Pick out all lines with the word "page" from the records that follow.

(Data records)
+---+
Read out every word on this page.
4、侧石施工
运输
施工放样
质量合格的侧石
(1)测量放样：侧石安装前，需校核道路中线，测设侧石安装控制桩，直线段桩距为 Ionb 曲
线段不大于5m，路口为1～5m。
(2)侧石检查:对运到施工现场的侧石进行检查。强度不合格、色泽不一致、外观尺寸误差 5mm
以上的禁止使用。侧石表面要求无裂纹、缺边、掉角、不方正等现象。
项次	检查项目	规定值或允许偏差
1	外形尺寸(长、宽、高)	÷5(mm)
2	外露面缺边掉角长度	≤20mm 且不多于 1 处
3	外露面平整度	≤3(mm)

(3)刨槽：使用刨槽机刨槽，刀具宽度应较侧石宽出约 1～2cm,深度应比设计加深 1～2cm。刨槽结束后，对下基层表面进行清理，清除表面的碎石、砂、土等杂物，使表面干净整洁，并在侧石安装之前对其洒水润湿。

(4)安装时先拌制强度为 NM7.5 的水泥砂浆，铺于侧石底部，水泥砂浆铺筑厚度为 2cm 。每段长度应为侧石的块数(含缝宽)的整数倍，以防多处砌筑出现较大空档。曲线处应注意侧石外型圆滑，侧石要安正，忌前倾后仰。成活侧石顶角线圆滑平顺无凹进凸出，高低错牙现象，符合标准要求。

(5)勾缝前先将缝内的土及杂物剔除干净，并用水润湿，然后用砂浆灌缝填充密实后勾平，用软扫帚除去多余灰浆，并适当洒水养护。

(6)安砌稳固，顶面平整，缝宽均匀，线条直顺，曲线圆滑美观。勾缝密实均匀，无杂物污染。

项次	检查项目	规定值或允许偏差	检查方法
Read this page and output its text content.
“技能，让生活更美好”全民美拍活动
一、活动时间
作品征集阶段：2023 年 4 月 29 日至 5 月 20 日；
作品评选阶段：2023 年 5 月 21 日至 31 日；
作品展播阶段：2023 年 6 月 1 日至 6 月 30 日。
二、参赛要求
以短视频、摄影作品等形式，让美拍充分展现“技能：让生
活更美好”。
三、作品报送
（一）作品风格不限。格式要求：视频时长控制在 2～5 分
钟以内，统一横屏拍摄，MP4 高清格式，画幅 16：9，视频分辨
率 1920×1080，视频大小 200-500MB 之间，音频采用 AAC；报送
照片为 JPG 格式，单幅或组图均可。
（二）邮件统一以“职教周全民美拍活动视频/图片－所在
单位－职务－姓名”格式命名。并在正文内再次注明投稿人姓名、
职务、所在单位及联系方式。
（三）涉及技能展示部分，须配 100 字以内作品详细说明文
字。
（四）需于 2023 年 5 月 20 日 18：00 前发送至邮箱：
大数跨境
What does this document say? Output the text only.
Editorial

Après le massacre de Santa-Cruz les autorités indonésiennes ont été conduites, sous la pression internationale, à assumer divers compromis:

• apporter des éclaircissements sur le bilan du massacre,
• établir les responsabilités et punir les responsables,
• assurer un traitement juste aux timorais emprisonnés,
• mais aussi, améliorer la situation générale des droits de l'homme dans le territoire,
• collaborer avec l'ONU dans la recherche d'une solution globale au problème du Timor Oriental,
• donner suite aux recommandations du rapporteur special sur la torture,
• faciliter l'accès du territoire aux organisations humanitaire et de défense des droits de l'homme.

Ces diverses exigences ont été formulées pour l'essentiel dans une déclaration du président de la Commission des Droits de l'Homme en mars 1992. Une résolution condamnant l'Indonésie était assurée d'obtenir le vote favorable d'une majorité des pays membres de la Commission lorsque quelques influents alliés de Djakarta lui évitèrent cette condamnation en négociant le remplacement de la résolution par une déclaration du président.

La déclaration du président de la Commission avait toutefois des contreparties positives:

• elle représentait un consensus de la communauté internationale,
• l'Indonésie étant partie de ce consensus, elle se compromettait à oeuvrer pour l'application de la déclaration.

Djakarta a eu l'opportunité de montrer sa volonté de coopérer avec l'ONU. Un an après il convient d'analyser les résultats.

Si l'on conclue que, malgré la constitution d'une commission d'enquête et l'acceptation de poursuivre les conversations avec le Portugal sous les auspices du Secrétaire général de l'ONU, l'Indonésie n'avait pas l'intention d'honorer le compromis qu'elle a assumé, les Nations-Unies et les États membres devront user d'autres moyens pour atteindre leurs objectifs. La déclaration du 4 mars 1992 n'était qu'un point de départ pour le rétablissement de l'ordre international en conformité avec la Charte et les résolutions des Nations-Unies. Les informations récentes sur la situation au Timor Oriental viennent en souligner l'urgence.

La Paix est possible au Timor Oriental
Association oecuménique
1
+---+
* **EXERCISE SOLUTION**:
Read out every word on this page.
Read this page and output its text content.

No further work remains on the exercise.